# TASK INSTRUCTIONS
From the listing below, pull out all lines with "screenshot" in them.

-- BEGIN --

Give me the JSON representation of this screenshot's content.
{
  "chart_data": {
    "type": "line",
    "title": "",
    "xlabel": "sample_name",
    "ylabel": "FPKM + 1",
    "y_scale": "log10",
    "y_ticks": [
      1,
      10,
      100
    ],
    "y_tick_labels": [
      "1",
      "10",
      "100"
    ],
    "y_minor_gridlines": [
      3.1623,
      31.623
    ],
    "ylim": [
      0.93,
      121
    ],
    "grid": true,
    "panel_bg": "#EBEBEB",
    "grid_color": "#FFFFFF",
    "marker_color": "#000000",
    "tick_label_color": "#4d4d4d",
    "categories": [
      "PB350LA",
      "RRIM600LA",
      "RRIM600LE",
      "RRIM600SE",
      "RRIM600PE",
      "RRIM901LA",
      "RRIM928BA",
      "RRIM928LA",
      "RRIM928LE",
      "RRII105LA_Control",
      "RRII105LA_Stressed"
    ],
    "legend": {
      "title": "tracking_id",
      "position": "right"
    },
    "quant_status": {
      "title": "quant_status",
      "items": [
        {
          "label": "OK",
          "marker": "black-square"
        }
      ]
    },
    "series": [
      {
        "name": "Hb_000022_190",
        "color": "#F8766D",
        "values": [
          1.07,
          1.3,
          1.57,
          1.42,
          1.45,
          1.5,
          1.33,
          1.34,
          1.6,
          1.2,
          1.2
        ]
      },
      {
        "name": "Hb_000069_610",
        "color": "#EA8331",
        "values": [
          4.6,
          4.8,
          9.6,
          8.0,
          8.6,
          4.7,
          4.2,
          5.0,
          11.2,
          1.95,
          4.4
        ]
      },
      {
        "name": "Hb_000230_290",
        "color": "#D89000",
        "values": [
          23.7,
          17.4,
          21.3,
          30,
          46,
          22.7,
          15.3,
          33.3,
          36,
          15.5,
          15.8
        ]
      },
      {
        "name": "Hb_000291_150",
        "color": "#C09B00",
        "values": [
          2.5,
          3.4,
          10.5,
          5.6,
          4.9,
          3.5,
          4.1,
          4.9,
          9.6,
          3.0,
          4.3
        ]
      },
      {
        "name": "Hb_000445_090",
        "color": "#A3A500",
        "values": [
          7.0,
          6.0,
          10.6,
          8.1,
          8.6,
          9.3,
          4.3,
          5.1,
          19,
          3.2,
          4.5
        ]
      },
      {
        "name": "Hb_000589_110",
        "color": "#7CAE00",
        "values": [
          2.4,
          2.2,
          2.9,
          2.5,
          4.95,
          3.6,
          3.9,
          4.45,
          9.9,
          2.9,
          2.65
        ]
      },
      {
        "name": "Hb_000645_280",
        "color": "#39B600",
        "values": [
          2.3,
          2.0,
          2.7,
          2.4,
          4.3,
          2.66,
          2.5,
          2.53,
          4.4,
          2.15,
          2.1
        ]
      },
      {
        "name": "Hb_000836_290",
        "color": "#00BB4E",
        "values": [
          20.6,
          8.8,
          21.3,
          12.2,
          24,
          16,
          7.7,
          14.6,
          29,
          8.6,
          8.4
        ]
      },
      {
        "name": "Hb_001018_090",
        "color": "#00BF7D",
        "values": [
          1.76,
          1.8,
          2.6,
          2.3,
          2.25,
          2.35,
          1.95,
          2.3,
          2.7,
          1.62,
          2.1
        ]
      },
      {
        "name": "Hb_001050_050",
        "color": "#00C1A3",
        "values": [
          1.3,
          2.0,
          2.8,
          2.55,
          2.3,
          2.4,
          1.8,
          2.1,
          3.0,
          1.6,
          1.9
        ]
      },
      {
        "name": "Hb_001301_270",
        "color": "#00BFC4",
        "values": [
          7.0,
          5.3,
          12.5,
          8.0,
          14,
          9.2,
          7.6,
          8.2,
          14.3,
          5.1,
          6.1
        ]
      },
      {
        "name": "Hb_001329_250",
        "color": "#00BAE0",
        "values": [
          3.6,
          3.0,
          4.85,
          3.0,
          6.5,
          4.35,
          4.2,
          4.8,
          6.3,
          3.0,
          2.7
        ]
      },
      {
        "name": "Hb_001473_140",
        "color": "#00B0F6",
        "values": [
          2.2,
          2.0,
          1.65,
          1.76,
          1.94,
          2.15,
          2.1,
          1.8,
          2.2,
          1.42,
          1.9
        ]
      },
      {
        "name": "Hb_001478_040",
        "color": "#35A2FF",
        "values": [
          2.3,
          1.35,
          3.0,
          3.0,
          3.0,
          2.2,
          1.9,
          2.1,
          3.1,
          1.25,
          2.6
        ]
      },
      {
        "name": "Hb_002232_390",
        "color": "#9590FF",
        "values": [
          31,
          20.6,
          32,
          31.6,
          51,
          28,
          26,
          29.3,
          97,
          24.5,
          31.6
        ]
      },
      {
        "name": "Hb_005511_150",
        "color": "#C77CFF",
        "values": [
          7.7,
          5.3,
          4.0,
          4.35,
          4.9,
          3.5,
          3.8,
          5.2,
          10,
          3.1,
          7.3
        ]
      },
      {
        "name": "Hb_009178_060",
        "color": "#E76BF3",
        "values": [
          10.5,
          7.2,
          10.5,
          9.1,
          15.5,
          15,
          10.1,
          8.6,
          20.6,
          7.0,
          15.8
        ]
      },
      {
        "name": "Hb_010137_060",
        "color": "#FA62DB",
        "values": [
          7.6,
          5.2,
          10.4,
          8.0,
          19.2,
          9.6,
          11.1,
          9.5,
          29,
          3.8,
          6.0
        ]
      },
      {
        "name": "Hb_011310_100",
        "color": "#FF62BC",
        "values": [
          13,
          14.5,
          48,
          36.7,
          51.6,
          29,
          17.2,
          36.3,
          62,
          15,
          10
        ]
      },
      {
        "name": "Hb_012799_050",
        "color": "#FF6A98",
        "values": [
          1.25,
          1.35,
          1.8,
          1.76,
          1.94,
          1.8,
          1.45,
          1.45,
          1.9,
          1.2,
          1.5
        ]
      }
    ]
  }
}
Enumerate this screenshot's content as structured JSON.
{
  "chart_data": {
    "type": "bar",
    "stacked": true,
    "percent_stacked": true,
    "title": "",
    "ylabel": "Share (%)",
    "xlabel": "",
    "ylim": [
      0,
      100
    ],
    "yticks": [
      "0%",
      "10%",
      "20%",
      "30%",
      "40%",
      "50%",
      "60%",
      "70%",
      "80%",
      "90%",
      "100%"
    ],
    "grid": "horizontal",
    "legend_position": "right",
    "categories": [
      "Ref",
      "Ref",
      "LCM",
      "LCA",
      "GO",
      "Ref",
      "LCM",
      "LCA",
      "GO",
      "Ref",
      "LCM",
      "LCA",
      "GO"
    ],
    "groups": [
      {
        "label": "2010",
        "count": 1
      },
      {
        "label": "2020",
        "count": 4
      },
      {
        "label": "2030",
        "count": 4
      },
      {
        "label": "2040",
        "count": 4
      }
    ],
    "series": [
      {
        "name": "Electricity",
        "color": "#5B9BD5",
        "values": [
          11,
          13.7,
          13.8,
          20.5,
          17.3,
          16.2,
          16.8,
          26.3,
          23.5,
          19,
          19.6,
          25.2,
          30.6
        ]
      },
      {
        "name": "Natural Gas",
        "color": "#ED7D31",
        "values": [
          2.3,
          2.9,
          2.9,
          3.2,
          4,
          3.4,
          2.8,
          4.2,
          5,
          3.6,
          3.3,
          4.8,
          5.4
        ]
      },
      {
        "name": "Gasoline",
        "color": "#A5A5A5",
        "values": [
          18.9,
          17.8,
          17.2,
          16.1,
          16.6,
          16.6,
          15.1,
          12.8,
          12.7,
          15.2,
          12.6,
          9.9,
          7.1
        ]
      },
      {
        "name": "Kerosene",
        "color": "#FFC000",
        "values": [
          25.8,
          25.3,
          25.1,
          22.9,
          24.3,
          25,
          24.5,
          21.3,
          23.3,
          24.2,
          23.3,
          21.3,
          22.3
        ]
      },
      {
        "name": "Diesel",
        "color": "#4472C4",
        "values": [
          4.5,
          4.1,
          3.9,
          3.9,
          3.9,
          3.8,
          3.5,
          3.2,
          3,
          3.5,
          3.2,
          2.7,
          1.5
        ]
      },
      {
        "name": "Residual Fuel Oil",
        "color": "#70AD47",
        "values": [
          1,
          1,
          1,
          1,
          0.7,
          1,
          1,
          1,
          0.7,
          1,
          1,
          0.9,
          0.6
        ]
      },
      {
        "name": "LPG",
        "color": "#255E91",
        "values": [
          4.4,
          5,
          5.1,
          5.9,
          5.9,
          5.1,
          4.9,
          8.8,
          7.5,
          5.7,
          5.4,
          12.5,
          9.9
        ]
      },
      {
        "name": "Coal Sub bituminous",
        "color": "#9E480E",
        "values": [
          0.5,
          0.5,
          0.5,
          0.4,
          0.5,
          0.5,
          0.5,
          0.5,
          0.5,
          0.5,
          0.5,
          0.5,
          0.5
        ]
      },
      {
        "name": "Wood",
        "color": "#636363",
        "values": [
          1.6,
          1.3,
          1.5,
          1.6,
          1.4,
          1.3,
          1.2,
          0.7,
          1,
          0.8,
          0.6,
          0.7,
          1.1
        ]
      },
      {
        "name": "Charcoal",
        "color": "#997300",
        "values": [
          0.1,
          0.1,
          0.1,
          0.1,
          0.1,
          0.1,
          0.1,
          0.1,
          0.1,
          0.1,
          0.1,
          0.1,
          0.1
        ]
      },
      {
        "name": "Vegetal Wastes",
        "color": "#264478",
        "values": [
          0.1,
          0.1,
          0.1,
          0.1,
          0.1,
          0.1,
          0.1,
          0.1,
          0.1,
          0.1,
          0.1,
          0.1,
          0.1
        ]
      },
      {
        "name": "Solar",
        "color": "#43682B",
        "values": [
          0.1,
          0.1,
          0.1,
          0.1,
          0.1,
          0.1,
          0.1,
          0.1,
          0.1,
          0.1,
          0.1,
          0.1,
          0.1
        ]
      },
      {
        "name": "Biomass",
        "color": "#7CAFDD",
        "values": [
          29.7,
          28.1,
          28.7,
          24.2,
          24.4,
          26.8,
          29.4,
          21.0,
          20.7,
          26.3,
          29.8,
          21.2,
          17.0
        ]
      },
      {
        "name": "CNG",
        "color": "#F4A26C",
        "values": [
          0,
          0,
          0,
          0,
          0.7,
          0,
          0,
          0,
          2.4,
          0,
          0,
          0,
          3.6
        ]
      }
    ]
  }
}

-- END --

# TASK SOLUTION
Give me the JSON representation of this screenshot's content.
Enumerate this screenshot's content as structured JSON.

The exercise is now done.